Start Supplied records

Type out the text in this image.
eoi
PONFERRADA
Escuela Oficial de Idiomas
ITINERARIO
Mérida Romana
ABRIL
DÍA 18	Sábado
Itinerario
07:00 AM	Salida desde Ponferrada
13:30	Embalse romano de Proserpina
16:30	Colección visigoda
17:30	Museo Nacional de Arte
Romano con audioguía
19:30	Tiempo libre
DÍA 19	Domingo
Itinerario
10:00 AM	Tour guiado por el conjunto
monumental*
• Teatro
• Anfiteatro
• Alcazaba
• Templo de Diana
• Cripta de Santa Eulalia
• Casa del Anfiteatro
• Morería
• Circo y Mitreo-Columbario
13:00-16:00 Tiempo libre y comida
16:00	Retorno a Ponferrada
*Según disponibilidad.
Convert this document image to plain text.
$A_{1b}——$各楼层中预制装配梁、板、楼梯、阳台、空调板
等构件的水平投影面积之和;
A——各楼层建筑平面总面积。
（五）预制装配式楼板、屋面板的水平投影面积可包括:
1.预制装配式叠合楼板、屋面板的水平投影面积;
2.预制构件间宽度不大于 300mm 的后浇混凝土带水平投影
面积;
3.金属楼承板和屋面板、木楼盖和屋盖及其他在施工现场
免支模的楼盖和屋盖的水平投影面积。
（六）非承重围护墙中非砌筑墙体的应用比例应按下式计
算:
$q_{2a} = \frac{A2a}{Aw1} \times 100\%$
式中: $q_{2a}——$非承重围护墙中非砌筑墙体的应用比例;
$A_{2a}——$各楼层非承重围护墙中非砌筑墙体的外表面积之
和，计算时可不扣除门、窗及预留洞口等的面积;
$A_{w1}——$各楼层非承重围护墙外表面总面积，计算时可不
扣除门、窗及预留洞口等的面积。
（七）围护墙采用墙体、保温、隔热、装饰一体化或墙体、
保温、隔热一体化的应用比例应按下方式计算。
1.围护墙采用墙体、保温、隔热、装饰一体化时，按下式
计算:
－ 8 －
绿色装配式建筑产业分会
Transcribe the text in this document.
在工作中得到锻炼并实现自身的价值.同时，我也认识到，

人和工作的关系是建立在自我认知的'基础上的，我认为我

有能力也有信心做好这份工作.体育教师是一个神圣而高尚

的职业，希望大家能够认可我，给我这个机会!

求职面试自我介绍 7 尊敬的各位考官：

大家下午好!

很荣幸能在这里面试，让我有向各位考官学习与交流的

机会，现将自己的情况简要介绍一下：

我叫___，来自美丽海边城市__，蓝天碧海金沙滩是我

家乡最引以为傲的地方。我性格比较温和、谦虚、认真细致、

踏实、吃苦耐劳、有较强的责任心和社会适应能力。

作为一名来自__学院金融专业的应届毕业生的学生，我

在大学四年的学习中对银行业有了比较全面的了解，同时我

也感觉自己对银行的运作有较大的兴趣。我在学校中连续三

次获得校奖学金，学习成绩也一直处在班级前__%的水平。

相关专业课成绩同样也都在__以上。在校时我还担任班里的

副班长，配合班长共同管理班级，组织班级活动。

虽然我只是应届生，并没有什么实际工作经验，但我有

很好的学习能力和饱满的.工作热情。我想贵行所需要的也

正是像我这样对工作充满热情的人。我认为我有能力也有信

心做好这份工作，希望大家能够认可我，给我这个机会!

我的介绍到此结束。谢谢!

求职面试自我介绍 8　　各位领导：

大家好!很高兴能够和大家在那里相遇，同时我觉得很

End Supplied records

Description of the task — Write every entry out again exactly.

Task answer —
Type out the text in this image.
eoi
PONFERRADA
Escuela Oficial de Idiomas
ITINERARIO
Mérida Romana
ABRIL
DÍA 18	Sábado
Itinerario
07:00 AM	Salida desde Ponferrada
13:30	Embalse romano de Proserpina
16:30	Colección visigoda
17:30	Museo Nacional de Arte
Romano con audioguía
19:30	Tiempo libre
DÍA 19	Domingo
Itinerario
10:00 AM	Tour guiado por el conjunto
monumental*
• Teatro
• Anfiteatro
• Alcazaba
• Templo de Diana
• Cripta de Santa Eulalia
• Casa del Anfiteatro
• Morería
• Circo y Mitreo-Columbario
13:00-16:00 Tiempo libre y comida
16:00	Retorno a Ponferrada
*Según disponibilidad.
Convert this document image to plain text.
$A_{1b}——$各楼层中预制装配梁、板、楼梯、阳台、空调板
等构件的水平投影面积之和;
A——各楼层建筑平面总面积。
（五）预制装配式楼板、屋面板的水平投影面积可包括:
1.预制装配式叠合楼板、屋面板的水平投影面积;
2.预制构件间宽度不大于 300mm 的后浇混凝土带水平投影
面积;
3.金属楼承板和屋面板、木楼盖和屋盖及其他在施工现场
免支模的楼盖和屋盖的水平投影面积。
（六）非承重围护墙中非砌筑墙体的应用比例应按下式计
算:
$q_{2a} = \frac{A2a}{Aw1} \times 100\%$
式中: $q_{2a}——$非承重围护墙中非砌筑墙体的应用比例;
$A_{2a}——$各楼层非承重围护墙中非砌筑墙体的外表面积之
和，计算时可不扣除门、窗及预留洞口等的面积;
$A_{w1}——$各楼层非承重围护墙外表面总面积，计算时可不
扣除门、窗及预留洞口等的面积。
（七）围护墙采用墙体、保温、隔热、装饰一体化或墙体、
保温、隔热一体化的应用比例应按下方式计算。
1.围护墙采用墙体、保温、隔热、装饰一体化时，按下式
计算:
－ 8 －
绿色装配式建筑产业分会
Transcribe the text in this document.
在工作中得到锻炼并实现自身的价值.同时，我也认识到，

人和工作的关系是建立在自我认知的'基础上的，我认为我

有能力也有信心做好这份工作.体育教师是一个神圣而高尚

的职业，希望大家能够认可我，给我这个机会!

求职面试自我介绍 7 尊敬的各位考官：

大家下午好!

很荣幸能在这里面试，让我有向各位考官学习与交流的

机会，现将自己的情况简要介绍一下：

我叫___，来自美丽海边城市__，蓝天碧海金沙滩是我

家乡最引以为傲的地方。我性格比较温和、谦虚、认真细致、

踏实、吃苦耐劳、有较强的责任心和社会适应能力。

作为一名来自__学院金融专业的应届毕业生的学生，我

在大学四年的学习中对银行业有了比较全面的了解，同时我

也感觉自己对银行的运作有较大的兴趣。我在学校中连续三

次获得校奖学金，学习成绩也一直处在班级前__%的水平。

相关专业课成绩同样也都在__以上。在校时我还担任班里的

副班长，配合班长共同管理班级，组织班级活动。

虽然我只是应届生，并没有什么实际工作经验，但我有

很好的学习能力和饱满的.工作热情。我想贵行所需要的也

正是像我这样对工作充满热情的人。我认为我有能力也有信

心做好这份工作，希望大家能够认可我，给我这个机会!

我的介绍到此结束。谢谢!

求职面试自我介绍 8　　各位领导：

大家好!很高兴能够和大家在那里相遇，同时我觉得很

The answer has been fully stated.